_TASK DESCRIPTION:_
Type every record exactly as it appears.

_MATERIAL PROVIDED:_
[Start]

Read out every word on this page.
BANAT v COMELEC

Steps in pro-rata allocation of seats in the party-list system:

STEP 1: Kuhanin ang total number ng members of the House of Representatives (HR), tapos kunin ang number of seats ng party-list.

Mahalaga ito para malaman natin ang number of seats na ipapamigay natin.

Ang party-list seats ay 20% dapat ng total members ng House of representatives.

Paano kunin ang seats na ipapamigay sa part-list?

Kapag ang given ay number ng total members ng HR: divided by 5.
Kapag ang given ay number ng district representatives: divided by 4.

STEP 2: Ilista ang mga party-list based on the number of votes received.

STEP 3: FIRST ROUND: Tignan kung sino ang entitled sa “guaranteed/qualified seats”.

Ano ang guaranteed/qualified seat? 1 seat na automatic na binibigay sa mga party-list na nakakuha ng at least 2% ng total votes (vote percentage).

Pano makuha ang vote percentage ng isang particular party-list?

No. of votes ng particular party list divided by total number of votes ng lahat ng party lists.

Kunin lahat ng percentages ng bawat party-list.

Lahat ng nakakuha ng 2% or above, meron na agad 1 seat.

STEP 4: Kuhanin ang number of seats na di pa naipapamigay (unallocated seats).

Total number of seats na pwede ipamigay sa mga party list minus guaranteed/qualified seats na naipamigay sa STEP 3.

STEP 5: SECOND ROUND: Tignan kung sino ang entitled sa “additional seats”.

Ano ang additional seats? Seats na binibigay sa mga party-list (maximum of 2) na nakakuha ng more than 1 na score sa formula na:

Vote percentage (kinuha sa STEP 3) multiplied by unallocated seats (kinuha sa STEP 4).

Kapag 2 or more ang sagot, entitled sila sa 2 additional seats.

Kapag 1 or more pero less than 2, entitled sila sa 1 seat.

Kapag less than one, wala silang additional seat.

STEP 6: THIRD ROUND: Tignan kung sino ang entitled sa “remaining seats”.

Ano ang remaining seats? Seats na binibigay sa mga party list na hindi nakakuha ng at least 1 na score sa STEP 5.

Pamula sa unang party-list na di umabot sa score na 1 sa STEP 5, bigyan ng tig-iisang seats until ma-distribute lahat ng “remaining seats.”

[End]

_SOLUTION BELOW:_
Read out every word on this page.
BANAT v COMELEC

Steps in pro-rata allocation of seats in the party-list system:

STEP 1: Kuhanin ang total number ng members of the House of Representatives (HR), tapos kunin ang number of seats ng party-list.

Mahalaga ito para malaman natin ang number of seats na ipapamigay natin.

Ang party-list seats ay 20% dapat ng total members ng House of representatives.

Paano kunin ang seats na ipapamigay sa part-list?

Kapag ang given ay number ng total members ng HR: divided by 5.
Kapag ang given ay number ng district representatives: divided by 4.

STEP 2: Ilista ang mga party-list based on the number of votes received.

STEP 3: FIRST ROUND: Tignan kung sino ang entitled sa “guaranteed/qualified seats”.

Ano ang guaranteed/qualified seat? 1 seat na automatic na binibigay sa mga party-list na nakakuha ng at least 2% ng total votes (vote percentage).

Pano makuha ang vote percentage ng isang particular party-list?

No. of votes ng particular party list divided by total number of votes ng lahat ng party lists.

Kunin lahat ng percentages ng bawat party-list.

Lahat ng nakakuha ng 2% or above, meron na agad 1 seat.

STEP 4: Kuhanin ang number of seats na di pa naipapamigay (unallocated seats).

Total number of seats na pwede ipamigay sa mga party list minus guaranteed/qualified seats na naipamigay sa STEP 3.

STEP 5: SECOND ROUND: Tignan kung sino ang entitled sa “additional seats”.

Ano ang additional seats? Seats na binibigay sa mga party-list (maximum of 2) na nakakuha ng more than 1 na score sa formula na:

Vote percentage (kinuha sa STEP 3) multiplied by unallocated seats (kinuha sa STEP 4).

Kapag 2 or more ang sagot, entitled sila sa 2 additional seats.

Kapag 1 or more pero less than 2, entitled sila sa 1 seat.

Kapag less than one, wala silang additional seat.

STEP 6: THIRD ROUND: Tignan kung sino ang entitled sa “remaining seats”.

Ano ang remaining seats? Seats na binibigay sa mga party list na hindi nakakuha ng at least 1 na score sa STEP 5.

Pamula sa unang party-list na di umabot sa score na 1 sa STEP 5, bigyan ng tig-iisang seats until ma-distribute lahat ng “remaining seats.”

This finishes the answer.